→ Written task
Find and copy every line in the records that includes the string "this".

→ Exercise data
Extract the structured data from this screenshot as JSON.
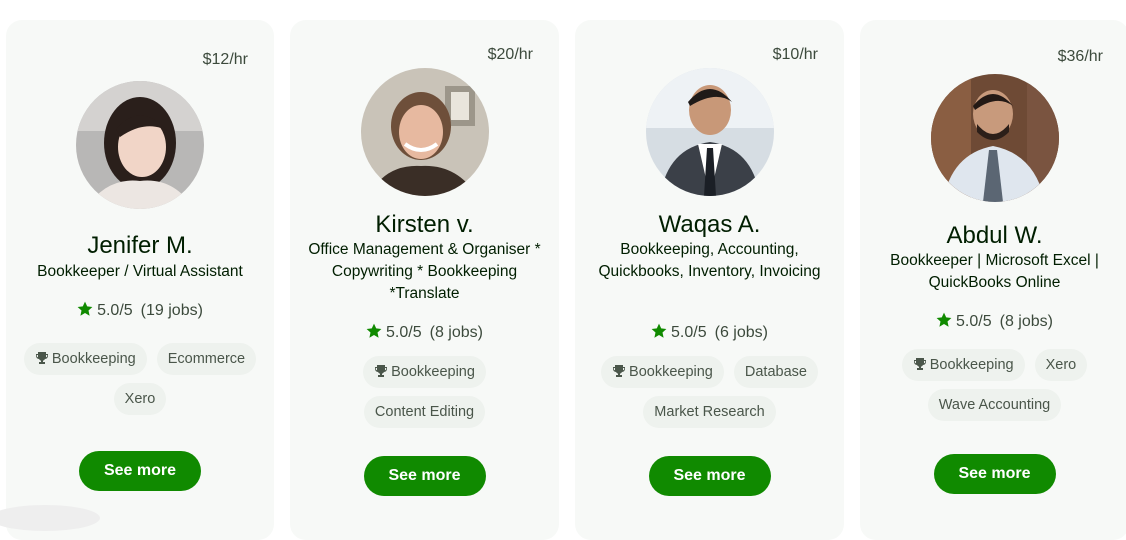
{
  "freelancers": [
    {
      "rate": "$12/hr",
      "name": "Jenifer M.",
      "title": "Bookkeeper / Virtual Assistant",
      "score": "5.0/5",
      "jobs": "(19 jobs)",
      "skills": [
        "Bookkeeping",
        "Ecommerce",
        "Xero"
      ],
      "button": "See more"
    },
    {
      "rate": "$20/hr",
      "name": "Kirsten v.",
      "title": "Office Management & Organiser * Copywriting * Bookkeeping *Translate",
      "score": "5.0/5",
      "jobs": "(8 jobs)",
      "skills": [
        "Bookkeeping",
        "Content Editing"
      ],
      "button": "See more"
    },
    {
      "rate": "$10/hr",
      "name": "Waqas A.",
      "title": "Bookkeeping, Accounting, Quickbooks, Inventory, Invoicing",
      "score": "5.0/5",
      "jobs": "(6 jobs)",
      "skills": [
        "Bookkeeping",
        "Database",
        "Market Research"
      ],
      "button": "See more"
    },
    {
      "rate": "$36/hr",
      "name": "Abdul W.",
      "title": "Bookkeeper | Microsoft Excel | QuickBooks Online",
      "score": "5.0/5",
      "jobs": "(8 jobs)",
      "skills": [
        "Bookkeeping",
        "Xero",
        "Wave Accounting"
      ],
      "button": "See more"
    }
  ],
  "icons": {
    "rating": "star-icon",
    "top_skill": "trophy-icon"
  },
  "colors": {
    "brand_green": "#108a00",
    "card_bg": "#f7f9f7",
    "chip_bg": "#eef2ee"
  }
}
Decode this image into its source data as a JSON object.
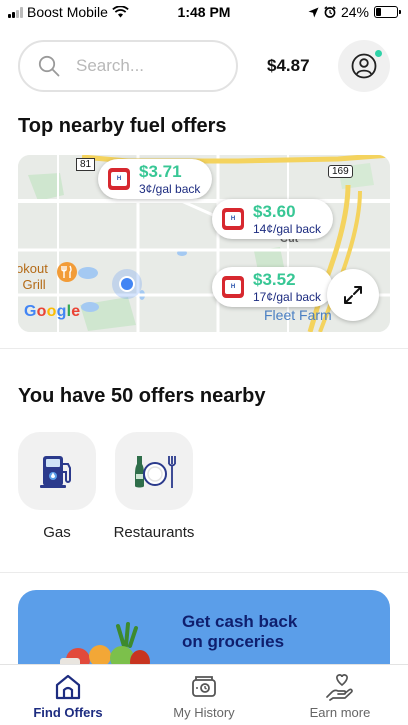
{
  "status_bar": {
    "carrier": "Boost Mobile",
    "time": "1:48 PM",
    "battery": "24%",
    "battery_level": 0.24
  },
  "header": {
    "search_placeholder": "Search...",
    "balance": "$4.87"
  },
  "fuel_section": {
    "title": "Top nearby fuel offers",
    "offers": [
      {
        "brand": "Holiday",
        "price": "$3.71",
        "cashback": "3¢/gal back"
      },
      {
        "brand": "Holiday",
        "price": "$3.60",
        "cashback": "14¢/gal back"
      },
      {
        "brand": "Holiday",
        "price": "$3.52",
        "cashback": "17¢/gal back"
      }
    ],
    "map": {
      "attribution": "Google",
      "highway_labels": [
        "81",
        "169"
      ],
      "place_labels": [
        "okout",
        "l Grill",
        "Fleet Farm",
        "Cut"
      ]
    }
  },
  "offers_section": {
    "title": "You have 50 offers nearby",
    "categories": [
      {
        "label": "Gas",
        "icon": "gas-pump-icon"
      },
      {
        "label": "Restaurants",
        "icon": "dining-plate-icon"
      }
    ]
  },
  "promo": {
    "line1": "Get cash back",
    "line2": "on groceries"
  },
  "tabbar": {
    "tabs": [
      {
        "label": "Find Offers",
        "icon": "home-icon",
        "active": true
      },
      {
        "label": "My History",
        "icon": "wallet-history-icon",
        "active": false
      },
      {
        "label": "Earn more",
        "icon": "heart-hand-icon",
        "active": false
      }
    ]
  },
  "colors": {
    "accent_navy": "#1d2c80",
    "price_green": "#38c795",
    "promo_blue": "#5b9ee9",
    "holiday_red": "#d7282f"
  }
}
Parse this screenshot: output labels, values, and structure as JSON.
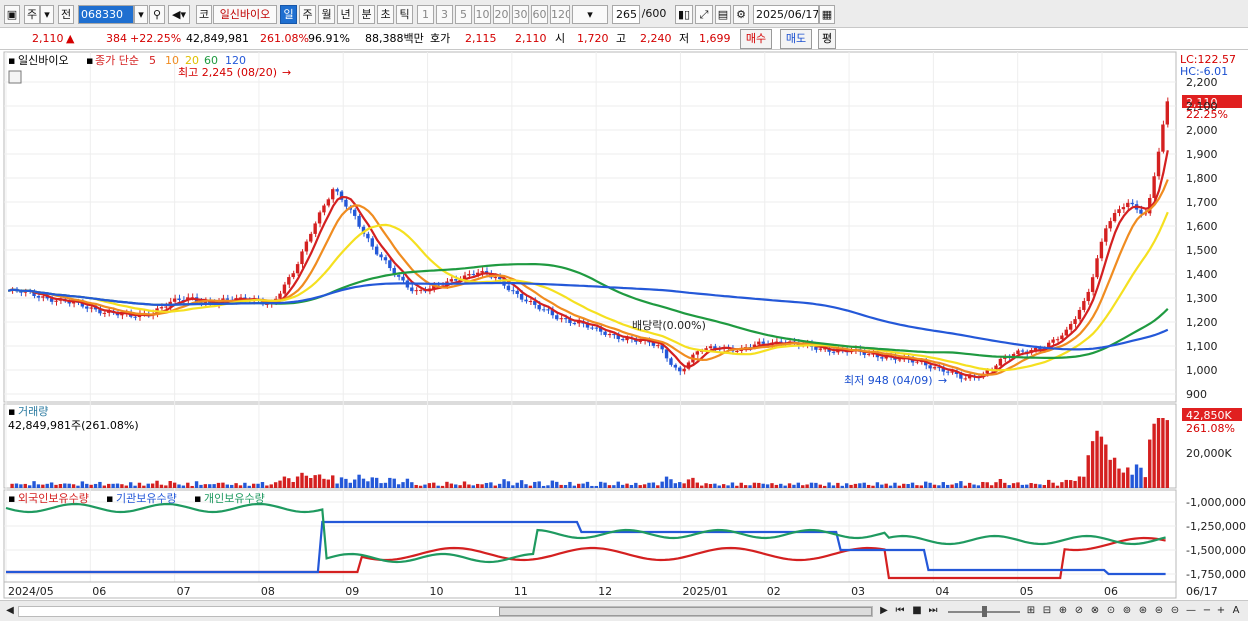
{
  "toolbar": {
    "period_mode": "주",
    "prev_label": "전",
    "code": "068330",
    "market_flag": "코",
    "stock_name": "일신바이오",
    "periods": [
      "일",
      "주",
      "월",
      "년",
      "분",
      "초",
      "틱"
    ],
    "active_period": "일",
    "intervals": [
      "1",
      "3",
      "5",
      "10",
      "20",
      "30",
      "60",
      "120"
    ],
    "count": "265",
    "max_count": "/600",
    "date": "2025/06/17"
  },
  "quote": {
    "price": "2,110",
    "arrow": "▲",
    "change": "384",
    "change_pct": "+22.25%",
    "volume": "42,849,981",
    "volume_ratio": "261.08%",
    "ratio2": "96.91%",
    "amount": "88,388백만",
    "ask_label": "호가",
    "ask1": "2,115",
    "ask2": "2,110",
    "open_label": "시",
    "open": "1,720",
    "high_label": "고",
    "high": "2,240",
    "low_label": "저",
    "low": "1,699",
    "buy_label": "매수",
    "sell_label": "매도",
    "flat_label": "평"
  },
  "price_panel": {
    "stock_label": "일신바이오",
    "legend_prefix": "종가 단순",
    "ma_periods": [
      "5",
      "10",
      "20",
      "60",
      "120"
    ],
    "ma_colors": [
      "#d42020",
      "#f08c20",
      "#f5e020",
      "#1f9a40",
      "#2458d8"
    ],
    "lc_label": "LC:122.57",
    "hc_label": "HC:-6.01",
    "current_price_badge": "2,110",
    "current_pct": "22.25%",
    "high_annotation": "최고 2,245 (08/20)",
    "low_annotation": "최저 948 (04/09)",
    "dividend_annotation": "배당락(0.00%)",
    "y_ticks": [
      "2,200",
      "2,100",
      "2,000",
      "1,900",
      "1,800",
      "1,700",
      "1,600",
      "1,500",
      "1,400",
      "1,300",
      "1,200",
      "1,100",
      "1,000",
      "900"
    ]
  },
  "volume_panel": {
    "title": "거래량",
    "value_label": "42,849,981주(261.08%)",
    "badge": "42,850K",
    "badge_pct": "261.08%",
    "y_tick": "20,000K"
  },
  "holdings_panel": {
    "legend": [
      {
        "name": "외국인보유수량",
        "color": "#d42020"
      },
      {
        "name": "기관보유수량",
        "color": "#2458d8"
      },
      {
        "name": "개인보유수량",
        "color": "#1f9a60"
      }
    ],
    "y_ticks": [
      "-1,000,000",
      "-1,250,000",
      "-1,500,000",
      "-1,750,000"
    ]
  },
  "x_axis": {
    "labels": [
      "2024/05",
      "06",
      "07",
      "08",
      "09",
      "10",
      "11",
      "12",
      "2025/01",
      "02",
      "03",
      "04",
      "05",
      "06"
    ],
    "end_label": "06/17"
  },
  "chart_data": {
    "type": "candlestick",
    "x_start": "2024/05",
    "x_end": "2025/06/17",
    "ylim": [
      900,
      2250
    ],
    "close_series_approx": [
      1330,
      1320,
      1300,
      1280,
      1260,
      1240,
      1220,
      1240,
      1280,
      1300,
      1280,
      1290,
      1300,
      1270,
      1400,
      1600,
      1750,
      1650,
      1500,
      1400,
      1330,
      1340,
      1380,
      1410,
      1380,
      1320,
      1260,
      1220,
      1200,
      1160,
      1140,
      1120,
      1100,
      990,
      1080,
      1100,
      1080,
      1110,
      1120,
      1100,
      1090,
      1080,
      1070,
      1060,
      1040,
      1030,
      1000,
      960,
      990,
      1050,
      1080,
      1100,
      1150,
      1300,
      1600,
      1700,
      1650,
      2110
    ],
    "high": {
      "value": 2245,
      "date": "08/20"
    },
    "low": {
      "value": 948,
      "date": "04/09"
    }
  }
}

→ Response to the exercise
Extract the structured data from this screenshot as JSON.
Decode this image into its source data as a JSON object.
Parse this screenshot: output labels, values, and structure as JSON.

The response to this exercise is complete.